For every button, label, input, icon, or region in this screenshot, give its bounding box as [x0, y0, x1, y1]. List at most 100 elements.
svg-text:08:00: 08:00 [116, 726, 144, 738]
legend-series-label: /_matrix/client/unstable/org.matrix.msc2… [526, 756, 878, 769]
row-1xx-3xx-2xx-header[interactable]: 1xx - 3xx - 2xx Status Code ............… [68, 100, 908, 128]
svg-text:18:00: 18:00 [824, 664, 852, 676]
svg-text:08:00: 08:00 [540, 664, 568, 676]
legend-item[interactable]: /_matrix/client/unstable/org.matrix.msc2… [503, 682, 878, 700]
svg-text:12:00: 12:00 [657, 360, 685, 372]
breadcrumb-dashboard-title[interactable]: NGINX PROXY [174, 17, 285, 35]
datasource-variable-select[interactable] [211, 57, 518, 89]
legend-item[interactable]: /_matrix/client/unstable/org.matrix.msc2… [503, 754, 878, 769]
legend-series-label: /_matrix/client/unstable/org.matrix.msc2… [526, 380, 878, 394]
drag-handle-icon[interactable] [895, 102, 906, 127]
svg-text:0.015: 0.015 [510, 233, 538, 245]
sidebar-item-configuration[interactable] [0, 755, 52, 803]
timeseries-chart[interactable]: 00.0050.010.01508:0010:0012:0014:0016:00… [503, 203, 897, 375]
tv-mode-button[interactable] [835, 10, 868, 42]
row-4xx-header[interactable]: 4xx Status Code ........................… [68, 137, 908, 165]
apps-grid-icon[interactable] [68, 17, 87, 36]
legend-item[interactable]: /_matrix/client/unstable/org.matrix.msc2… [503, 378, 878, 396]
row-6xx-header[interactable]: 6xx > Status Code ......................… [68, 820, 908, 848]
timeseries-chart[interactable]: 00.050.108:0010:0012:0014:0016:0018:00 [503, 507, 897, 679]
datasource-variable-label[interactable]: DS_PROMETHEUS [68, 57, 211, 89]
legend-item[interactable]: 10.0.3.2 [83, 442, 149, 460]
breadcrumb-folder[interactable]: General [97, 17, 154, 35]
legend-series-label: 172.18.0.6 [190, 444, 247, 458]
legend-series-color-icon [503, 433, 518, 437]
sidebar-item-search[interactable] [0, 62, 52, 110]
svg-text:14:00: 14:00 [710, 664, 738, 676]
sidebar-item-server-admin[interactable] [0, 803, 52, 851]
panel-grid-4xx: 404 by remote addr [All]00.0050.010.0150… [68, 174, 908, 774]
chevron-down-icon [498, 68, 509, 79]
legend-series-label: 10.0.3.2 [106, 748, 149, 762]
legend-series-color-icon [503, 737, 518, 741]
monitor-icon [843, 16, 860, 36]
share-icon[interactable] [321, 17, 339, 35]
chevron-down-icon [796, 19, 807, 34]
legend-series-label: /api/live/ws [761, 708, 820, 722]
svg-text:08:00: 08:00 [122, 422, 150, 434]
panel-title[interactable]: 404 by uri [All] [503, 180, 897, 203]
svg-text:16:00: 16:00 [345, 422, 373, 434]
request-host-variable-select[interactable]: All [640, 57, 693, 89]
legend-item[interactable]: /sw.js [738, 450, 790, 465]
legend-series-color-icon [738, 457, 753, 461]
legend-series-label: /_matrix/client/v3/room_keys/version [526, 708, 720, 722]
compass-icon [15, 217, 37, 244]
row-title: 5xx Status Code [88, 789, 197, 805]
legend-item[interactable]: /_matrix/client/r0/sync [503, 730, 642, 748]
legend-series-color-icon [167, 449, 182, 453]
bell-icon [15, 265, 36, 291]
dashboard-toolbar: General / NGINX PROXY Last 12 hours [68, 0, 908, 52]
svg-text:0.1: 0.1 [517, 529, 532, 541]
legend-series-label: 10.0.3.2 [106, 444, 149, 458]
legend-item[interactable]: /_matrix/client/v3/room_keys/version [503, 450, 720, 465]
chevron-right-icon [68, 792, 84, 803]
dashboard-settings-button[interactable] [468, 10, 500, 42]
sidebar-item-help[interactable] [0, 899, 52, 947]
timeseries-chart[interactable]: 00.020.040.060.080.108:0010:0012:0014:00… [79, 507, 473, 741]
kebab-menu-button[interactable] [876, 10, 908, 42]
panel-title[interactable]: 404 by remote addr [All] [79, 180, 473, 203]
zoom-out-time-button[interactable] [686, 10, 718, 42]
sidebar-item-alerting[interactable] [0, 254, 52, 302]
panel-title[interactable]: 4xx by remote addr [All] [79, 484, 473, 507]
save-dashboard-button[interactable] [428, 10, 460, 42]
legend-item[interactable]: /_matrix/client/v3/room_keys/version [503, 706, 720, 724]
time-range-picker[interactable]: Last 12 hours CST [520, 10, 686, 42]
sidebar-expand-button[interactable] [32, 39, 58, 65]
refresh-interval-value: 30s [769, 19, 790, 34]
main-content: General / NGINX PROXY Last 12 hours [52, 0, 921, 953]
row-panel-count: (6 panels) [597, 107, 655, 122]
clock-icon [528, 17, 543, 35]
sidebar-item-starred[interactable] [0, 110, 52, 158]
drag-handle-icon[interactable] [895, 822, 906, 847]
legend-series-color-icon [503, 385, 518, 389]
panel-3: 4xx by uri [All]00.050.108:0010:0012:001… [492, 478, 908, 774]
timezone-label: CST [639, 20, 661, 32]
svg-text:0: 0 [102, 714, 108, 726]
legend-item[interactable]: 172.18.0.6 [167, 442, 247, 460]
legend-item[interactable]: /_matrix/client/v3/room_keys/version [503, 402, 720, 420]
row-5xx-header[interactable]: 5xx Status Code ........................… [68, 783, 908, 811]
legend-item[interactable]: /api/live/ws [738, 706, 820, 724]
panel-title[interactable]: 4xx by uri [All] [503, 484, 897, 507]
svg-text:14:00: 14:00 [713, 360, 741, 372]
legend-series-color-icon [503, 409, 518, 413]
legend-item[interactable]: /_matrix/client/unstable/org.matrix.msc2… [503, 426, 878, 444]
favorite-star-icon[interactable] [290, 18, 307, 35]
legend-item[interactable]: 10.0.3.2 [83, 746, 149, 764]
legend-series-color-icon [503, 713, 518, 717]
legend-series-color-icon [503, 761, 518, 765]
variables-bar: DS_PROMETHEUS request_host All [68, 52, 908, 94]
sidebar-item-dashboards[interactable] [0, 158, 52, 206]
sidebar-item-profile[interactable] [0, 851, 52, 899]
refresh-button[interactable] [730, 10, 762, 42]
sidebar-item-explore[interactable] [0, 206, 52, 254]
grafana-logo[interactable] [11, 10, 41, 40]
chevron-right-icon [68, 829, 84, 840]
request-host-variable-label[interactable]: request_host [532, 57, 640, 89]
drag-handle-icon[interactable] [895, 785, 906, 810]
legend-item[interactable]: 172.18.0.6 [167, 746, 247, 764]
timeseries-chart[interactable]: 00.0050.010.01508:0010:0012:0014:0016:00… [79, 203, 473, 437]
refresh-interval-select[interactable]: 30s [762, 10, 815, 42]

......

[Your task]: Copy out every line of the items above word for word, in the same order.

[Solution to the problem]:
For every button, label, input, icon, or region in this screenshot, give its bounding box as [x0, y0, x1, y1]. List at most 100 elements.
svg-text:08:00: 08:00 [116, 726, 144, 738]
legend-series-label: /_matrix/client/unstable/org.matrix.msc2… [526, 756, 878, 769]
row-1xx-3xx-2xx-header[interactable]: 1xx - 3xx - 2xx Status Code ............… [68, 100, 908, 128]
svg-text:18:00: 18:00 [824, 664, 852, 676]
svg-text:08:00: 08:00 [540, 664, 568, 676]
legend-item[interactable]: /_matrix/client/unstable/org.matrix.msc2… [503, 682, 878, 700]
svg-text:12:00: 12:00 [657, 360, 685, 372]
breadcrumb-dashboard-title[interactable]: NGINX PROXY [174, 17, 285, 35]
datasource-variable-select[interactable] [211, 57, 518, 89]
legend-item[interactable]: /_matrix/client/unstable/org.matrix.msc2… [503, 754, 878, 769]
legend-series-label: /_matrix/client/unstable/org.matrix.msc2… [526, 380, 878, 394]
drag-handle-icon[interactable] [895, 102, 906, 127]
svg-text:0.015: 0.015 [510, 233, 538, 245]
sidebar-item-configuration[interactable] [0, 755, 52, 803]
timeseries-chart[interactable]: 00.0050.010.01508:0010:0012:0014:0016:00… [503, 203, 897, 375]
tv-mode-button[interactable] [835, 10, 868, 42]
row-4xx-header[interactable]: 4xx Status Code ........................… [68, 137, 908, 165]
apps-grid-icon[interactable] [68, 17, 87, 36]
legend-item[interactable]: /_matrix/client/unstable/org.matrix.msc2… [503, 378, 878, 396]
row-6xx-header[interactable]: 6xx > Status Code ......................… [68, 820, 908, 848]
timeseries-chart[interactable]: 00.050.108:0010:0012:0014:0016:0018:00 [503, 507, 897, 679]
datasource-variable-label[interactable]: DS_PROMETHEUS [68, 57, 211, 89]
legend-item[interactable]: 10.0.3.2 [83, 442, 149, 460]
breadcrumb-folder[interactable]: General [97, 17, 154, 35]
legend-series-label: 172.18.0.6 [190, 444, 247, 458]
legend-series-color-icon [503, 433, 518, 437]
sidebar-item-search[interactable] [0, 62, 52, 110]
svg-text:14:00: 14:00 [710, 664, 738, 676]
sidebar-item-server-admin[interactable] [0, 803, 52, 851]
panel-grid-4xx: 404 by remote addr [All]00.0050.010.0150… [68, 174, 908, 774]
chevron-down-icon [498, 68, 509, 79]
legend-series-label: 10.0.3.2 [106, 748, 149, 762]
legend-series-color-icon [503, 737, 518, 741]
monitor-icon [843, 16, 860, 36]
share-icon[interactable] [321, 17, 339, 35]
chevron-down-icon [796, 19, 807, 34]
legend-series-label: /api/live/ws [761, 708, 820, 722]
svg-text:08:00: 08:00 [122, 422, 150, 434]
panel-title[interactable]: 404 by uri [All] [503, 180, 897, 203]
svg-text:16:00: 16:00 [345, 422, 373, 434]
request-host-variable-select[interactable]: All [640, 57, 693, 89]
legend-item[interactable]: /sw.js [738, 450, 790, 465]
legend-series-color-icon [738, 457, 753, 461]
legend-series-label: /_matrix/client/v3/room_keys/version [526, 708, 720, 722]
compass-icon [15, 217, 37, 244]
row-title: 5xx Status Code [88, 789, 197, 805]
legend-item[interactable]: /_matrix/client/r0/sync [503, 730, 642, 748]
legend-series-color-icon [167, 449, 182, 453]
bell-icon [15, 265, 36, 291]
dashboard-toolbar: General / NGINX PROXY Last 12 hours [68, 0, 908, 52]
svg-text:0.1: 0.1 [517, 529, 532, 541]
legend-series-label: 10.0.3.2 [106, 444, 149, 458]
legend-item[interactable]: /_matrix/client/v3/room_keys/version [503, 450, 720, 465]
chevron-right-icon [68, 792, 84, 803]
dashboard-settings-button[interactable] [468, 10, 500, 42]
sidebar-item-help[interactable] [0, 899, 52, 947]
timeseries-chart[interactable]: 00.020.040.060.080.108:0010:0012:0014:00… [79, 507, 473, 741]
kebab-menu-button[interactable] [876, 10, 908, 42]
panel-title[interactable]: 404 by remote addr [All] [79, 180, 473, 203]
zoom-out-time-button[interactable] [686, 10, 718, 42]
sidebar-item-alerting[interactable] [0, 254, 52, 302]
panel-title[interactable]: 4xx by remote addr [All] [79, 484, 473, 507]
save-dashboard-button[interactable] [428, 10, 460, 42]
legend-item[interactable]: /_matrix/client/v3/room_keys/version [503, 706, 720, 724]
time-range-picker[interactable]: Last 12 hours CST [520, 10, 686, 42]
sidebar-expand-button[interactable] [32, 39, 58, 65]
refresh-interval-value: 30s [769, 19, 790, 34]
main-content: General / NGINX PROXY Last 12 hours [52, 0, 921, 953]
row-panel-count: (6 panels) [597, 107, 655, 122]
clock-icon [528, 17, 543, 35]
sidebar-item-starred[interactable] [0, 110, 52, 158]
drag-handle-icon[interactable] [895, 822, 906, 847]
legend-series-color-icon [503, 385, 518, 389]
panel-3: 4xx by uri [All]00.050.108:0010:0012:001… [492, 478, 908, 774]
timezone-label: CST [639, 20, 661, 32]
svg-text:0: 0 [102, 714, 108, 726]
legend-item[interactable]: 172.18.0.6 [167, 442, 247, 460]
legend-item[interactable]: /_matrix/client/v3/room_keys/version [503, 402, 720, 420]
row-5xx-header[interactable]: 5xx Status Code ........................… [68, 783, 908, 811]
legend-item[interactable]: /api/live/ws [738, 706, 820, 724]
panel-title[interactable]: 4xx by uri [All] [503, 484, 897, 507]
svg-text:14:00: 14:00 [713, 360, 741, 372]
legend-series-color-icon [503, 409, 518, 413]
legend-item[interactable]: /_matrix/client/unstable/org.matrix.msc2… [503, 426, 878, 444]
favorite-star-icon[interactable] [290, 18, 307, 35]
legend-item[interactable]: 10.0.3.2 [83, 746, 149, 764]
legend-series-color-icon [503, 713, 518, 717]
legend-series-color-icon [503, 761, 518, 765]
variables-bar: DS_PROMETHEUS request_host All [68, 52, 908, 94]
sidebar-item-dashboards[interactable] [0, 158, 52, 206]
sidebar-item-profile[interactable] [0, 851, 52, 899]
refresh-button[interactable] [730, 10, 762, 42]
sidebar-item-explore[interactable] [0, 206, 52, 254]
grafana-logo[interactable] [11, 10, 41, 40]
chevron-right-icon [68, 829, 84, 840]
request-host-variable-label[interactable]: request_host [532, 57, 640, 89]
drag-handle-icon[interactable] [895, 785, 906, 810]
legend-item[interactable]: 172.18.0.6 [167, 746, 247, 764]
timeseries-chart[interactable]: 00.0050.010.01508:0010:0012:0014:0016:00… [79, 203, 473, 437]
refresh-interval-select[interactable]: 30s [762, 10, 815, 42]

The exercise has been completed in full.